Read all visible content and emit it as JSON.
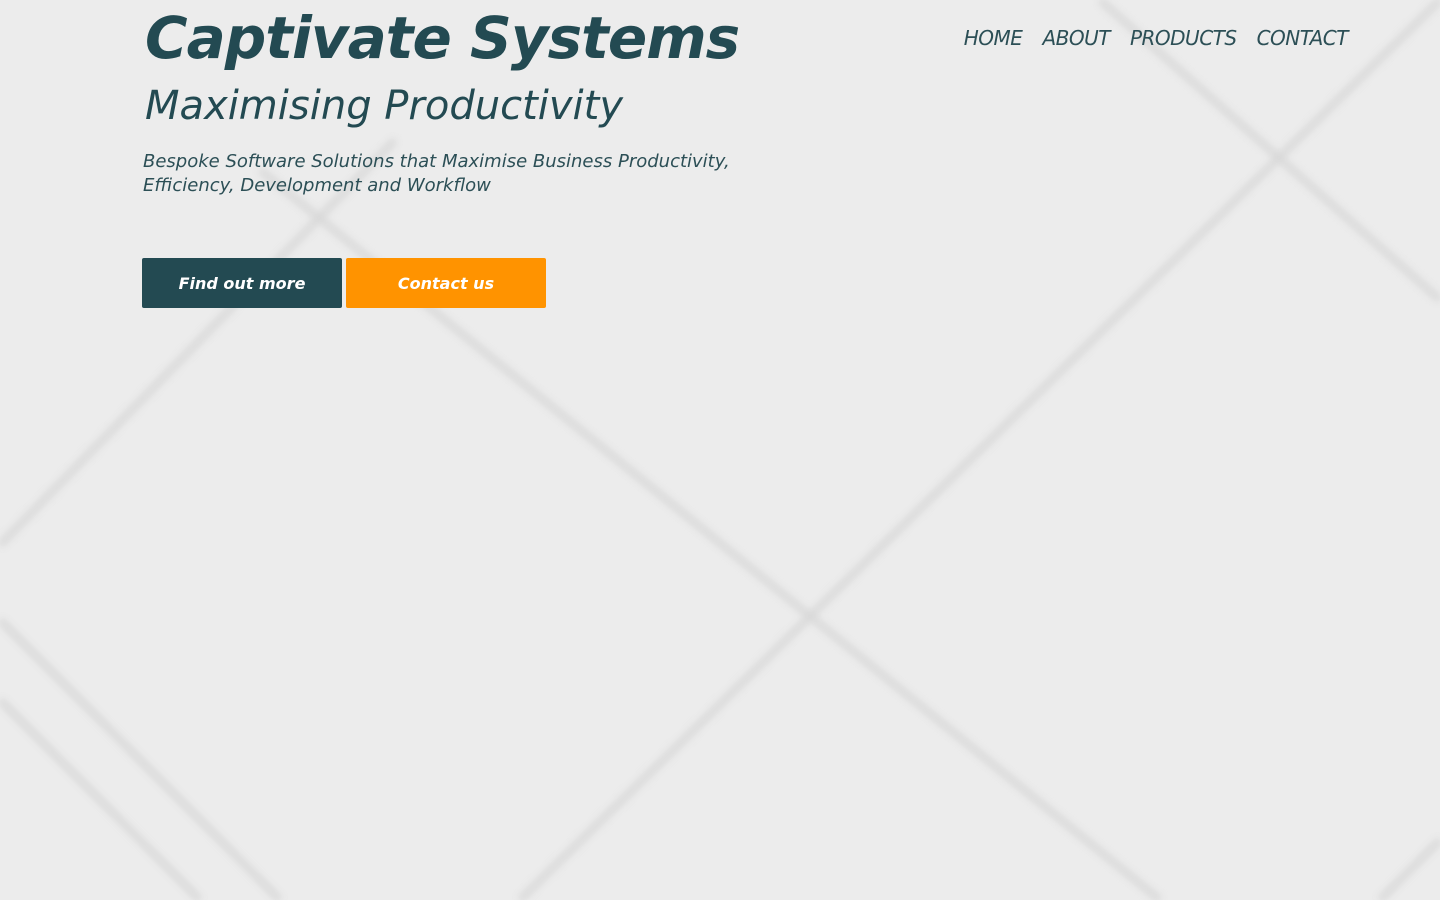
{
  "brand": {
    "title": "Captivate Systems",
    "tagline": "Maximising Productivity"
  },
  "hero": {
    "description": "Bespoke Software Solutions that Maximise Business Productivity, Efficiency, Development and Workflow"
  },
  "nav": {
    "items": [
      {
        "label": "HOME"
      },
      {
        "label": "ABOUT"
      },
      {
        "label": "PRODUCTS"
      },
      {
        "label": "CONTACT"
      }
    ]
  },
  "cta": {
    "find_out_more": "Find out more",
    "contact_us": "Contact us"
  },
  "colors": {
    "primary": "#234a52",
    "accent": "#ff9300",
    "background": "#ececec"
  }
}
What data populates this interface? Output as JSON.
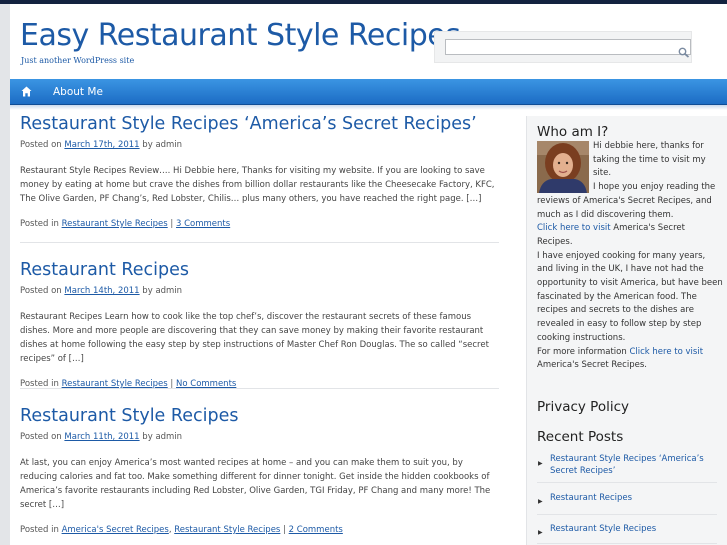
{
  "header": {
    "site_title": "Easy Restaurant Style Recipes",
    "tagline": "Just another WordPress site",
    "search_placeholder": ""
  },
  "nav": {
    "home_icon": "home-icon",
    "items": [
      {
        "label": "About Me"
      }
    ]
  },
  "posts": [
    {
      "title": "Restaurant Style Recipes ‘America’s Secret Recipes’",
      "posted_on": "Posted on",
      "date": "March 17th, 2011",
      "by": "by",
      "author": "admin",
      "excerpt": "  Restaurant Style Recipes Review….   Hi Debbie here, Thanks for visiting my website.   If you are looking to save money by eating at home but crave the dishes from billion dollar restaurants like the Cheesecake Factory, KFC, The Olive Garden, PF Chang’s, Red Lobster, Chilis… plus many others, you have reached the right page. […]",
      "posted_in": "Posted in",
      "categories": [
        "Restaurant Style Recipes"
      ],
      "sep": "|",
      "comments": "3 Comments"
    },
    {
      "title": "Restaurant Recipes",
      "posted_on": "Posted on",
      "date": "March 14th, 2011",
      "by": "by",
      "author": "admin",
      "excerpt": "Restaurant Recipes Learn how to cook like the top chef’s, discover the restaurant secrets of these famous dishes. More and more people are discovering that they can save money by making their favorite restaurant dishes at home following the easy step by step instructions of Master Chef Ron Douglas.  The so called “secret recipes” of […]",
      "posted_in": "Posted in",
      "categories": [
        "Restaurant Style Recipes"
      ],
      "sep": "|",
      "comments": "No Comments"
    },
    {
      "title": "Restaurant Style Recipes",
      "posted_on": "Posted on",
      "date": "March 11th, 2011",
      "by": "by",
      "author": "admin",
      "excerpt": "At last, you can enjoy America’s most wanted recipes at home – and you can make them to suit you, by reducing calories and fat too. Make something different for dinner tonight. Get inside the hidden cookbooks of America’s favorite restaurants including Red Lobster, Olive Garden, TGI Friday, PF Chang and many more! The secret […]",
      "posted_in": "Posted in",
      "categories": [
        "America's Secret Recipes",
        "Restaurant Style Recipes"
      ],
      "cat_sep": ",",
      "sep": "|",
      "comments": "2 Comments"
    }
  ],
  "sidebar": {
    "about": {
      "heading": "Who am I?",
      "p1": "Hi debbie here, thanks for taking the time to visit my site.",
      "p2": "I hope you enjoy reading the reviews of America's Secret Recipes, and much as I did discovering them.",
      "link1": "Click here to visit",
      "p3": " America's Secret Recipes.",
      "p4": "I have enjoyed cooking for many years, and living in the UK, I have not had the opportunity to visit America, but have been fascinated by the American food. The recipes and secrets to the dishes are revealed in easy to follow step by step cooking instructions.",
      "p5": "For more information ",
      "link2": "Click here to visit",
      "p6": " America's Secret Recipes."
    },
    "privacy_heading": "Privacy Policy",
    "recent_heading": "Recent Posts",
    "recent_posts": [
      "Restaurant Style Recipes ‘America’s Secret Recipes’",
      "Restaurant Recipes",
      "Restaurant Style Recipes"
    ],
    "bullet": "▶"
  },
  "colors": {
    "accent": "#1d5aa6",
    "nav_top": "#3b95e3",
    "nav_bottom": "#1c6cc4",
    "topbar": "#13223f"
  }
}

--------------------

> _Aim_
In the records above, find the lines containing "label" and copy them.

> _Full output_
        "label": "HOME"
        "label": "ABOUT"
        "label": "PRODUCTS"
        "label": "CONTACT"
        "label": "About Me"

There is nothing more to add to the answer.